Read the listing and extract each line that includes the word "Hyperbolas".

## Begin

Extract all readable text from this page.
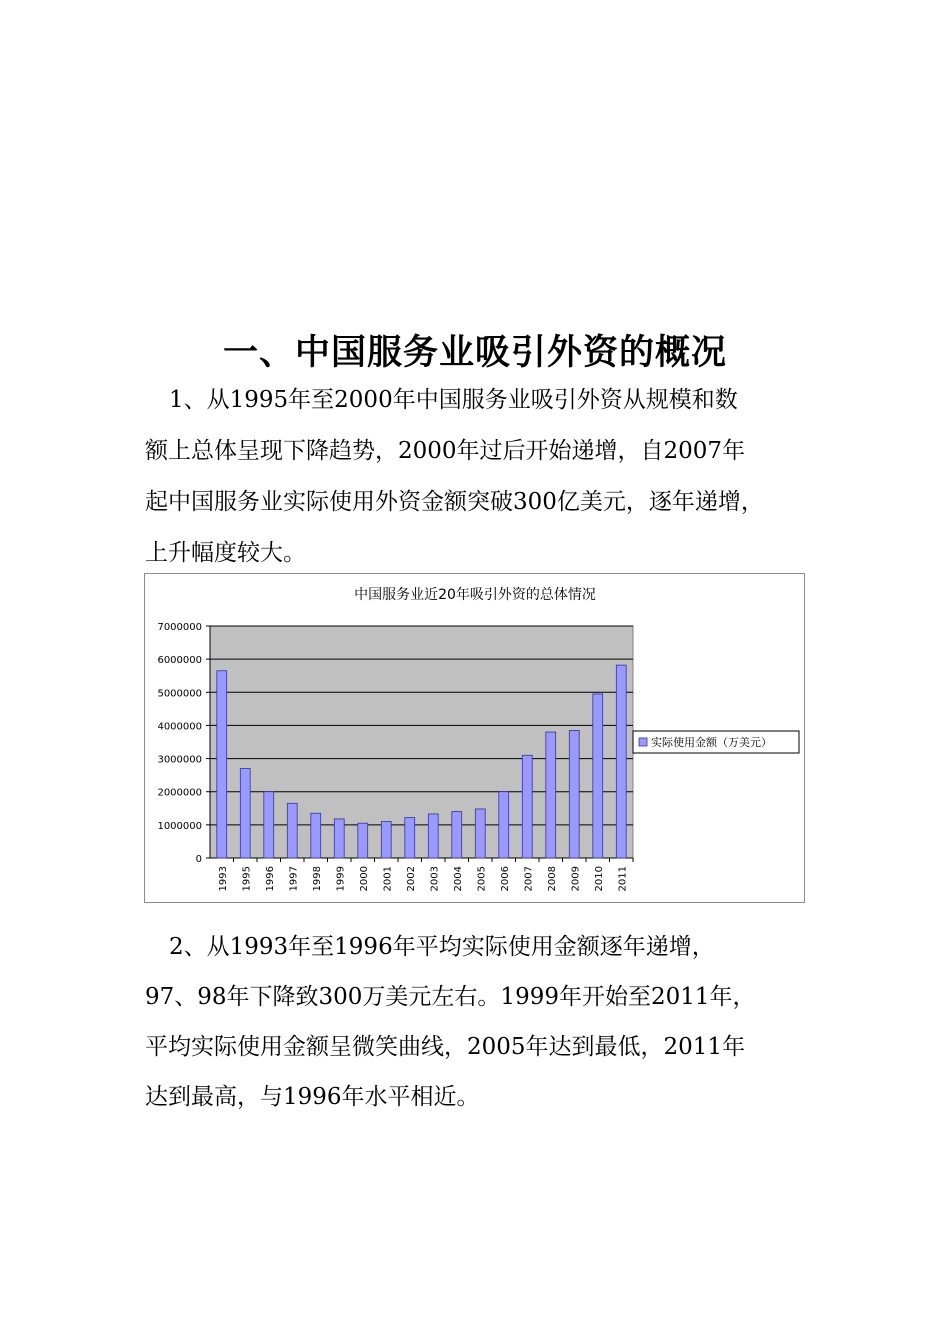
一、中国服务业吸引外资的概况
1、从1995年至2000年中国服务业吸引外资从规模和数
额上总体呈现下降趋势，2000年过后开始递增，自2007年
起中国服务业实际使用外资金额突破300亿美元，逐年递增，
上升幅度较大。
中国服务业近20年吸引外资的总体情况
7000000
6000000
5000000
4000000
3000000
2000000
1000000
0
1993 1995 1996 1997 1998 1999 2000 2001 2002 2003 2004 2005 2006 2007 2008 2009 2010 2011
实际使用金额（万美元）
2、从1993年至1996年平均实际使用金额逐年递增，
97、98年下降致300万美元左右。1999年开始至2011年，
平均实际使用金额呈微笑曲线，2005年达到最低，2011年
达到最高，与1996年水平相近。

## End
## Begin

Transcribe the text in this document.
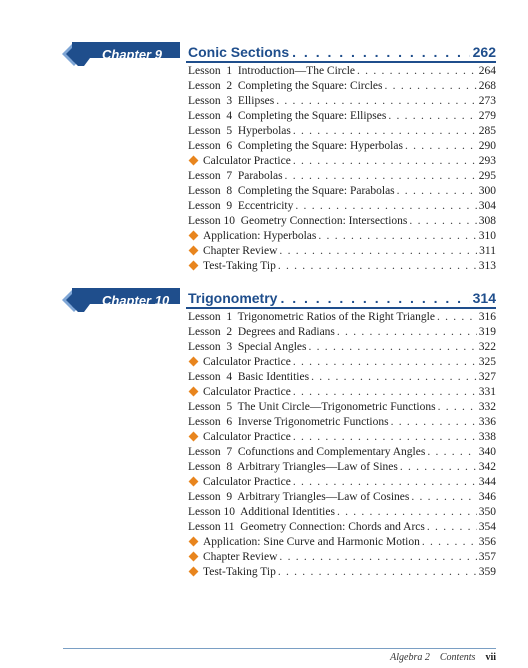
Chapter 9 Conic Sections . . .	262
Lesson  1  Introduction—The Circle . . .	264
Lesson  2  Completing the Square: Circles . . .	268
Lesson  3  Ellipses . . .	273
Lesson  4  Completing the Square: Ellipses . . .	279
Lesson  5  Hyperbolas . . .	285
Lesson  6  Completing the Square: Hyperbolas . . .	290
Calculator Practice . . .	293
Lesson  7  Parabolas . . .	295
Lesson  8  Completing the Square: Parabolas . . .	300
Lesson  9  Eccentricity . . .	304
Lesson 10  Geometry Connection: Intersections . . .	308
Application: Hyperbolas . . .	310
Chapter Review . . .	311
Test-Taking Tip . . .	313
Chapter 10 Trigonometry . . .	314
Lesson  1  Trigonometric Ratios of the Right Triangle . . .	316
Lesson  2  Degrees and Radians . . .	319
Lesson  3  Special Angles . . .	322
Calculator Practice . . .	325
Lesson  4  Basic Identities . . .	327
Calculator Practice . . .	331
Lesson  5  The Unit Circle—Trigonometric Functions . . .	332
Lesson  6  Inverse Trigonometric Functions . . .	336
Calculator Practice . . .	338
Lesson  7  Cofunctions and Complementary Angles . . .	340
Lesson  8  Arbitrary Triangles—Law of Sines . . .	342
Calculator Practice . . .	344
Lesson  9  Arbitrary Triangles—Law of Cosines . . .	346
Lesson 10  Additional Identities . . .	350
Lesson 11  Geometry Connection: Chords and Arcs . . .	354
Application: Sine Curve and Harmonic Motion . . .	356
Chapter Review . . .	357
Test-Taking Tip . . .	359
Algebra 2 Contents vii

## End

▸ **Solution to this task**
Lesson  5  Hyperbolas . . .	285
Lesson  6  Completing the Square: Hyperbolas . . .	290
Application: Hyperbolas . . .	310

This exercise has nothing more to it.